::: Working data :::

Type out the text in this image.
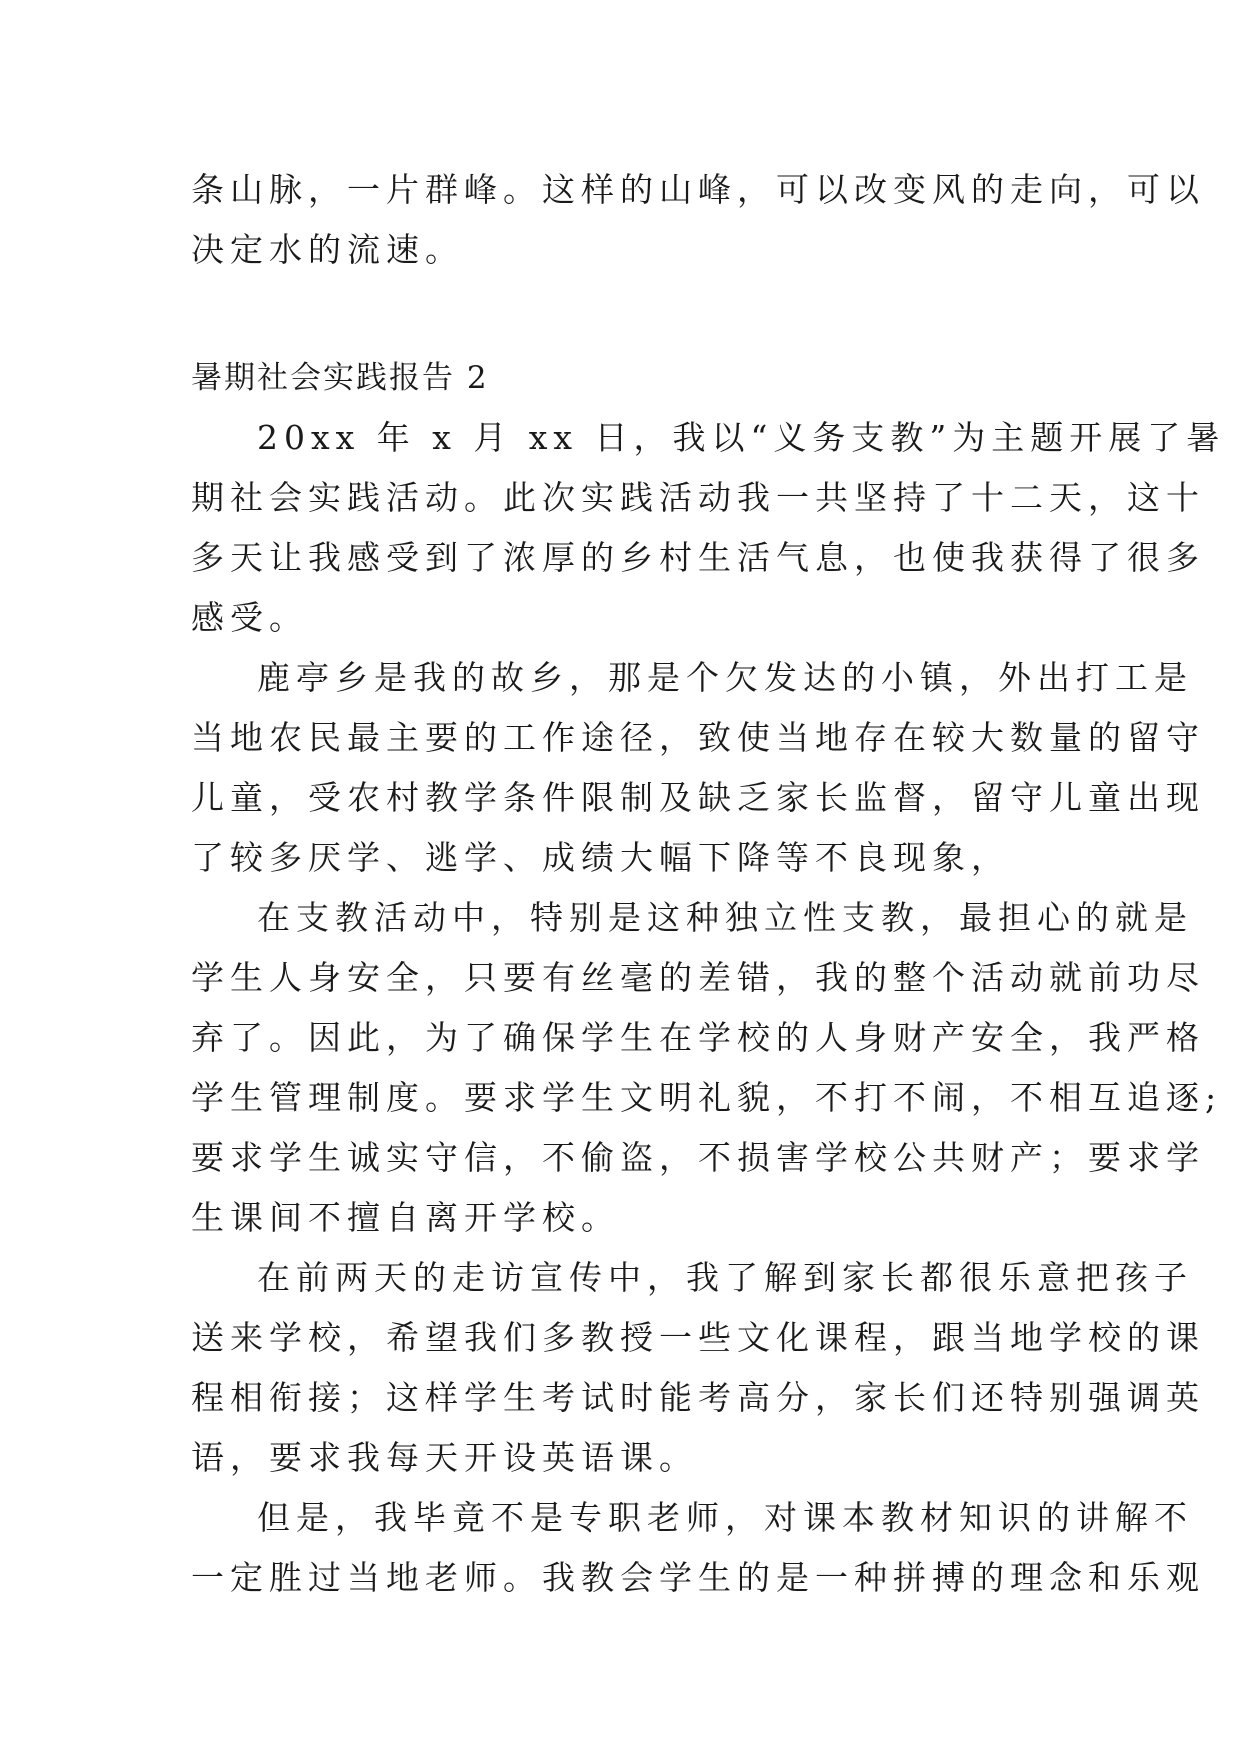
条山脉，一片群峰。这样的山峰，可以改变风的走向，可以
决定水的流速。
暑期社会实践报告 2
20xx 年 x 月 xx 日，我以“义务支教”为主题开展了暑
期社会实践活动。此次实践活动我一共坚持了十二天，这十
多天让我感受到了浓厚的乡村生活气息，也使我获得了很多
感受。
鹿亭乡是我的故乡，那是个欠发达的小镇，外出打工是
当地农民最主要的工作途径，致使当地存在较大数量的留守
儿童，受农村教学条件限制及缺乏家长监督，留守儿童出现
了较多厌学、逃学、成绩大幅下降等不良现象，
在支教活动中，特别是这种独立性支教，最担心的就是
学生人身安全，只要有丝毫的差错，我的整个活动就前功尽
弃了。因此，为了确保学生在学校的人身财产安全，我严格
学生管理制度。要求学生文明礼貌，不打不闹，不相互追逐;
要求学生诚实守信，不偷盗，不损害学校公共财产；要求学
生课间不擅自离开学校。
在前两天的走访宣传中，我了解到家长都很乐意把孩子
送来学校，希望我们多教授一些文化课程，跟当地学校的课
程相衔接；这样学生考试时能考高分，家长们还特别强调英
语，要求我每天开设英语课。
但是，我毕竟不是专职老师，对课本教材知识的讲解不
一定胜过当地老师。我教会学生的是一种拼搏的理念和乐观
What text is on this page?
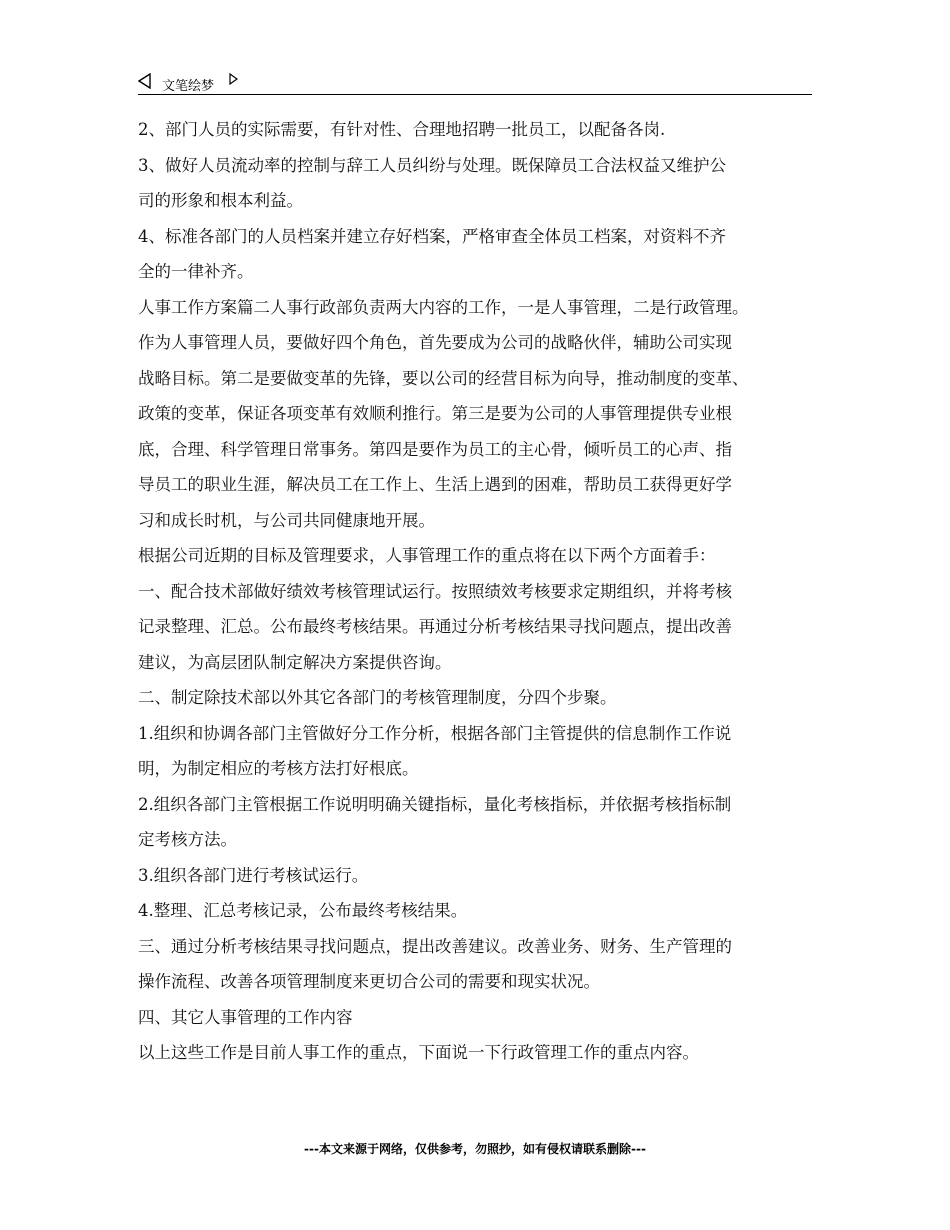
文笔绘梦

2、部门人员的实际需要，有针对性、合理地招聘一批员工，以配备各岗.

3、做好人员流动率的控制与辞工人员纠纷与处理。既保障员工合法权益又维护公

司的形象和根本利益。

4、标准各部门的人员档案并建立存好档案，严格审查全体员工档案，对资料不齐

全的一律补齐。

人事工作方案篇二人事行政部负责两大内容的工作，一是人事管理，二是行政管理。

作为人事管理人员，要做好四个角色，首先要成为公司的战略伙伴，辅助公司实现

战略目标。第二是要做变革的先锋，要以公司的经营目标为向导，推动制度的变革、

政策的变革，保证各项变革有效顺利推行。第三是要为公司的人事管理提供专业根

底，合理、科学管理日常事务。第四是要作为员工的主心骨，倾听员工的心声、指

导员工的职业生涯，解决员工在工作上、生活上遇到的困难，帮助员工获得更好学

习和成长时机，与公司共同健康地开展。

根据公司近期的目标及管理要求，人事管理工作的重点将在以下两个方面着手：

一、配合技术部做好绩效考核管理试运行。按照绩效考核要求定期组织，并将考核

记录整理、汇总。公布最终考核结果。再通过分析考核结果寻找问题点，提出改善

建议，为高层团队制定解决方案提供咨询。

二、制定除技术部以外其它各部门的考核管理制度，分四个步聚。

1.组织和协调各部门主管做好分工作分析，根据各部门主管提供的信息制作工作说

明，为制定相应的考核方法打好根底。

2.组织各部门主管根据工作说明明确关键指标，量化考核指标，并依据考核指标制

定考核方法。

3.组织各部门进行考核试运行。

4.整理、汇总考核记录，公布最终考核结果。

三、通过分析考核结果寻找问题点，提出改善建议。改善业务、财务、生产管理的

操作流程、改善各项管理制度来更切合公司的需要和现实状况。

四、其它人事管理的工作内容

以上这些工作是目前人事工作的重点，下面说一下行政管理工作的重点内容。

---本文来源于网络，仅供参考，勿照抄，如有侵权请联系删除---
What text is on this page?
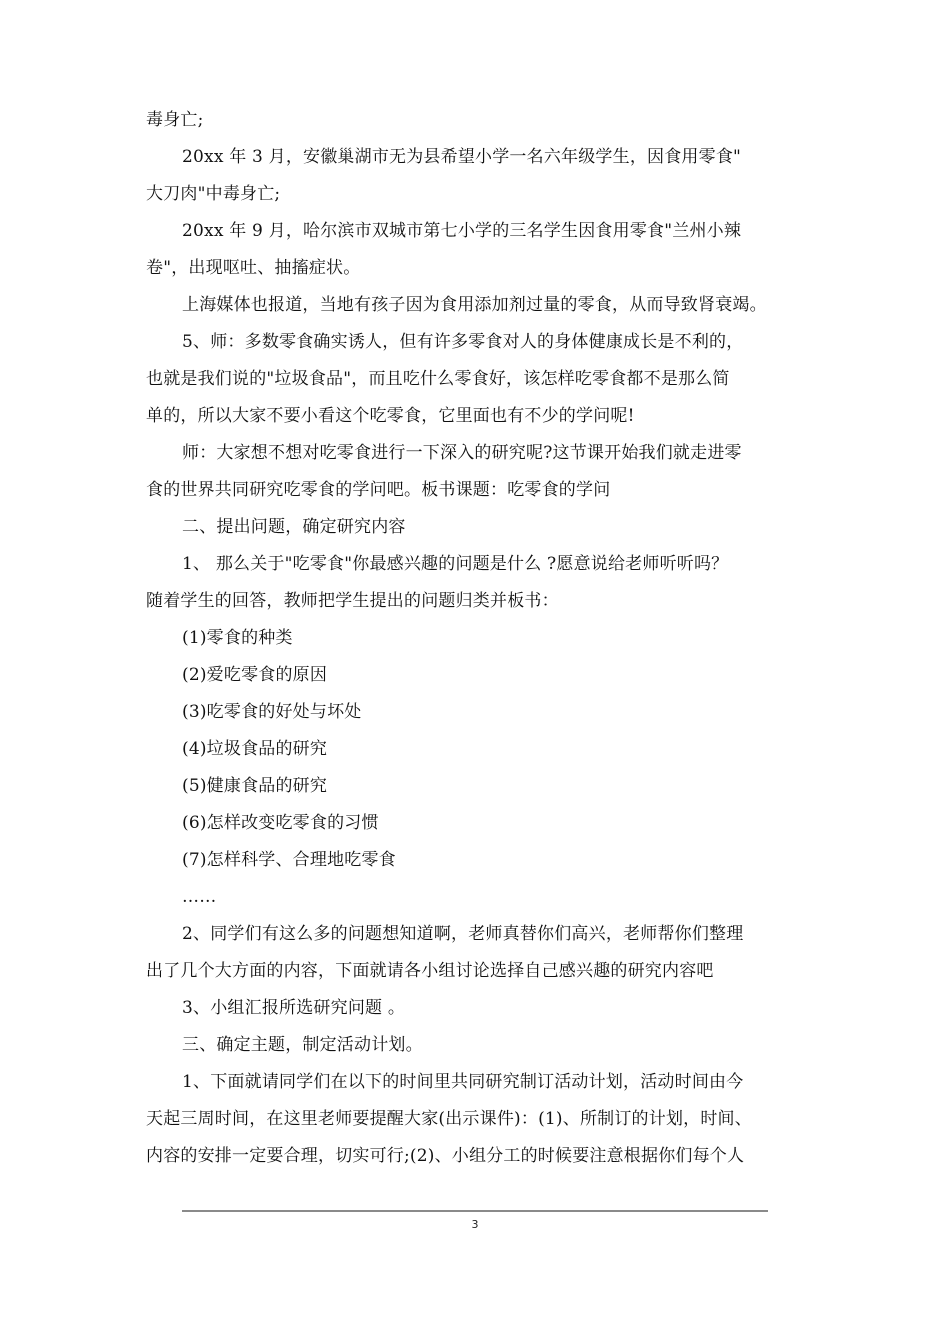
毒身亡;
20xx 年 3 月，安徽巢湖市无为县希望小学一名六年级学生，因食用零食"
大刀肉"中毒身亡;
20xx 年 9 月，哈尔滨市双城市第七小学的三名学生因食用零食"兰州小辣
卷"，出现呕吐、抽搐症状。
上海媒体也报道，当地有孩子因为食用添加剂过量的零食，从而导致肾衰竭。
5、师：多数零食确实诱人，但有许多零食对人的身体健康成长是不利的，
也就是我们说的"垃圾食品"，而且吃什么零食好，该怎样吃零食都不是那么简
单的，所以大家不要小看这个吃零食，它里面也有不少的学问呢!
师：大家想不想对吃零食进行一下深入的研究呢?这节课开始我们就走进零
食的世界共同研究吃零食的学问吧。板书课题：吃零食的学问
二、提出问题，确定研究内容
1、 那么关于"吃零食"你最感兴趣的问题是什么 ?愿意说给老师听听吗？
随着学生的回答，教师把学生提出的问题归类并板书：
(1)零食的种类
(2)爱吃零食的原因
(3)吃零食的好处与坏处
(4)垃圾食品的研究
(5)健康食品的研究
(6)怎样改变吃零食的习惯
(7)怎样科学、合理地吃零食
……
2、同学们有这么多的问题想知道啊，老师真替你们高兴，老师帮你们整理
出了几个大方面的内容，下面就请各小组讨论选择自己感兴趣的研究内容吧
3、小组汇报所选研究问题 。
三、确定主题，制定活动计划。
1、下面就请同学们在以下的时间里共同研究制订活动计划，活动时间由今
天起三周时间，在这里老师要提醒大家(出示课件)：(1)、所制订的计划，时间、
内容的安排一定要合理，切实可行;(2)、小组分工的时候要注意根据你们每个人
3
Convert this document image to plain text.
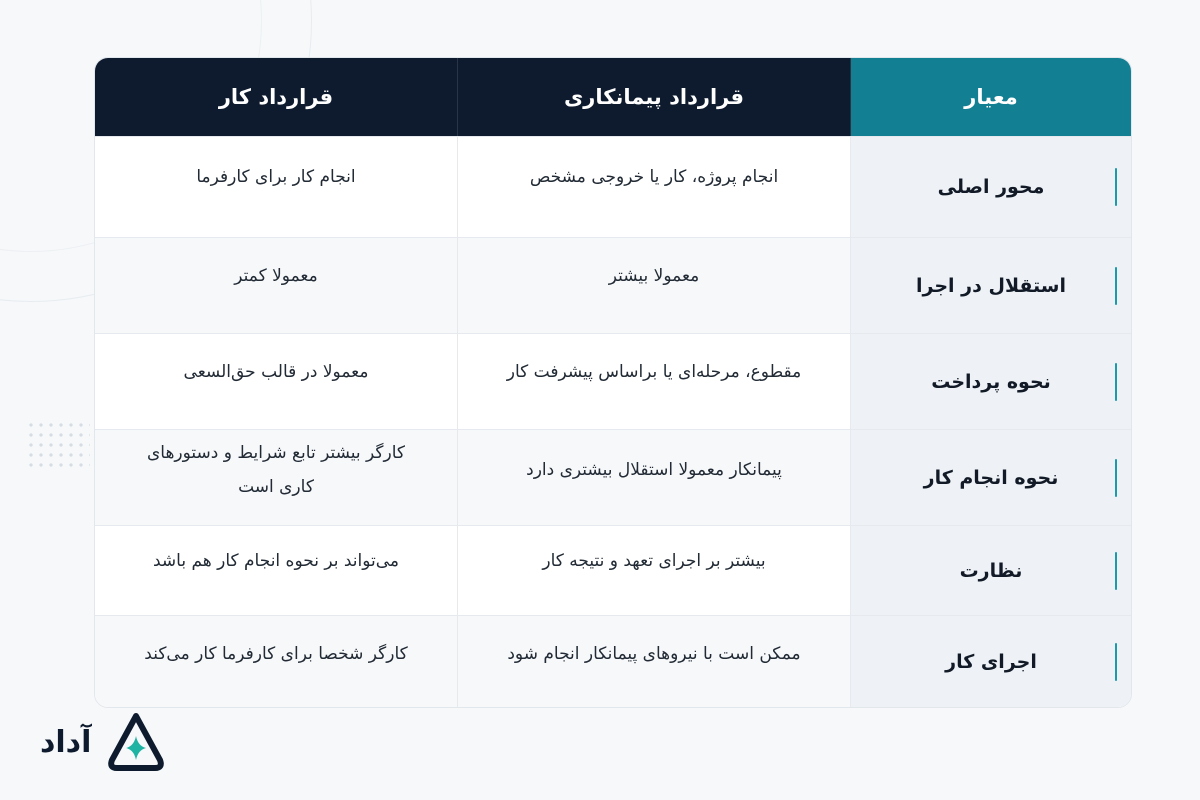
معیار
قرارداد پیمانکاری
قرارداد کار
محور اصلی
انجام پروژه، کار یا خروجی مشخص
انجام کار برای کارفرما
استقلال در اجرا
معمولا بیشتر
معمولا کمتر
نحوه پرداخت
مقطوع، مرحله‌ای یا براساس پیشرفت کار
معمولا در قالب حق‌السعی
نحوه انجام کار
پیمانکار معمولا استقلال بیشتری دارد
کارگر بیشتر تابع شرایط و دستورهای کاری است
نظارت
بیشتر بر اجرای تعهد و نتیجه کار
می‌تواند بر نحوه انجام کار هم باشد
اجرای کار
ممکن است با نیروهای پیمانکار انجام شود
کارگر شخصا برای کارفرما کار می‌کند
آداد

:::

▶ **Goal**:
Gather from the entries above all lines that include the string "this".

▶ **Solution to the exercise**:
Type out the text in this image.
What text is on this page?
What text is on this page?
Convert this document image to plain text.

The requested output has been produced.